• Provided records

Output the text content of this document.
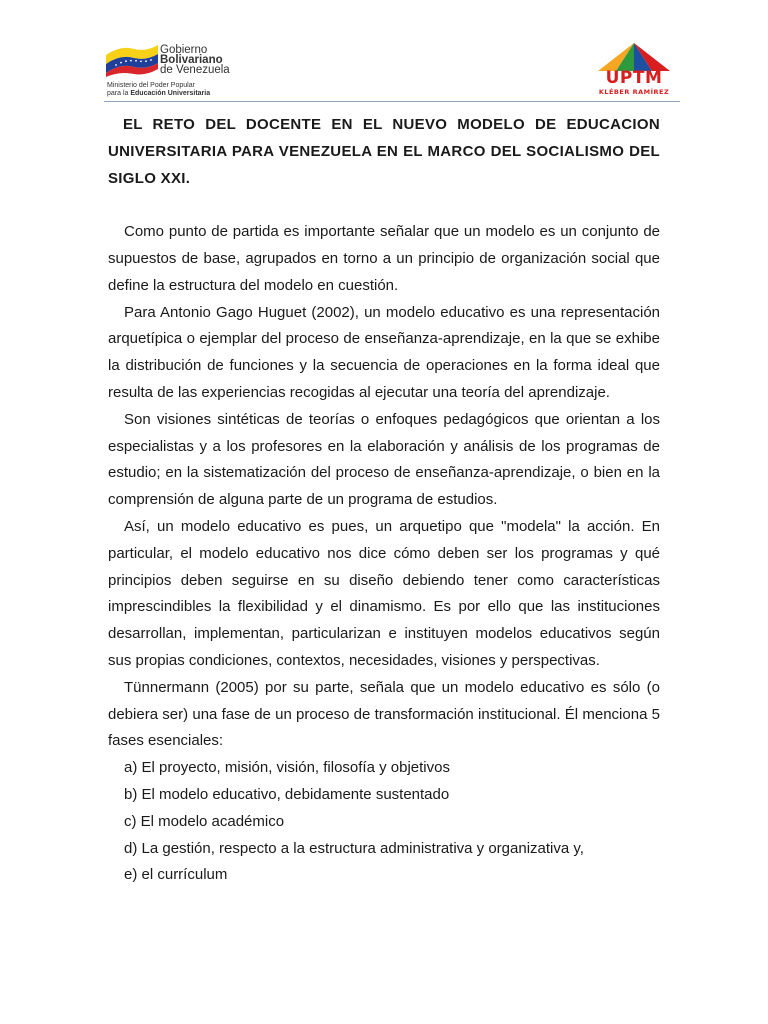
Gobierno
Bolivariano
de Venezuela
Ministerio del Poder Popular
para la Educación Universitaria
UPTM
KLÉBER RAMÍREZ

EL RETO DEL DOCENTE EN EL NUEVO MODELO DE EDUCACION UNIVERSITARIA PARA VENEZUELA EN EL MARCO DEL SOCIALISMO DEL SIGLO XXI.

Como punto de partida es importante señalar que un modelo es un conjunto de supuestos de base, agrupados en torno a un principio de organización social que define la estructura del modelo en cuestión.

Para Antonio Gago Huguet (2002), un modelo educativo es una representación arquetípica o ejemplar del proceso de enseñanza-aprendizaje, en la que se exhibe la distribución de funciones y la secuencia de operaciones en la forma ideal que resulta de las experiencias recogidas al ejecutar una teoría del aprendizaje.

Son visiones sintéticas de teorías o enfoques pedagógicos que orientan a los especialistas y a los profesores en la elaboración y análisis de los programas de estudio; en la sistematización del proceso de enseñanza-aprendizaje, o bien en la comprensión de alguna parte de un programa de estudios.

Así, un modelo educativo es pues, un arquetipo que "modela" la acción. En particular, el modelo educativo nos dice cómo deben ser los programas y qué principios deben seguirse en su diseño debiendo tener como características imprescindibles la flexibilidad y el dinamismo. Es por ello que las instituciones desarrollan, implementan, particularizan e instituyen modelos educativos según sus propias condiciones, contextos, necesidades, visiones y perspectivas.

Tünnermann (2005) por su parte, señala que un modelo educativo es sólo (o debiera ser) una fase de un proceso de transformación institucional. Él menciona 5 fases esenciales:

a) El proyecto, misión, visión, filosofía y objetivos
b) El modelo educativo, debidamente sustentado
c) El modelo académico
d) La gestión, respecto a la estructura administrativa y organizativa y,
e) el currículum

• Prompt
Without including any picture, repeat the data exactly.

• Response to this task
Output the text content of this document.
Gobierno
Bolivariano
de Venezuela
Ministerio del Poder Popular
para la Educación Universitaria
UPTM
KLÉBER RAMÍREZ

EL RETO DEL DOCENTE EN EL NUEVO MODELO DE EDUCACION UNIVERSITARIA PARA VENEZUELA EN EL MARCO DEL SOCIALISMO DEL SIGLO XXI.

Como punto de partida es importante señalar que un modelo es un conjunto de supuestos de base, agrupados en torno a un principio de organización social que define la estructura del modelo en cuestión.

Para Antonio Gago Huguet (2002), un modelo educativo es una representación arquetípica o ejemplar del proceso de enseñanza-aprendizaje, en la que se exhibe la distribución de funciones y la secuencia de operaciones en la forma ideal que resulta de las experiencias recogidas al ejecutar una teoría del aprendizaje.

Son visiones sintéticas de teorías o enfoques pedagógicos que orientan a los especialistas y a los profesores en la elaboración y análisis de los programas de estudio; en la sistematización del proceso de enseñanza-aprendizaje, o bien en la comprensión de alguna parte de un programa de estudios.

Así, un modelo educativo es pues, un arquetipo que "modela" la acción. En particular, el modelo educativo nos dice cómo deben ser los programas y qué principios deben seguirse en su diseño debiendo tener como características imprescindibles la flexibilidad y el dinamismo. Es por ello que las instituciones desarrollan, implementan, particularizan e instituyen modelos educativos según sus propias condiciones, contextos, necesidades, visiones y perspectivas.

Tünnermann (2005) por su parte, señala que un modelo educativo es sólo (o debiera ser) una fase de un proceso de transformación institucional. Él menciona 5 fases esenciales:

a) El proyecto, misión, visión, filosofía y objetivos
b) El modelo educativo, debidamente sustentado
c) El modelo académico
d) La gestión, respecto a la estructura administrativa y organizativa y,
e) el currículum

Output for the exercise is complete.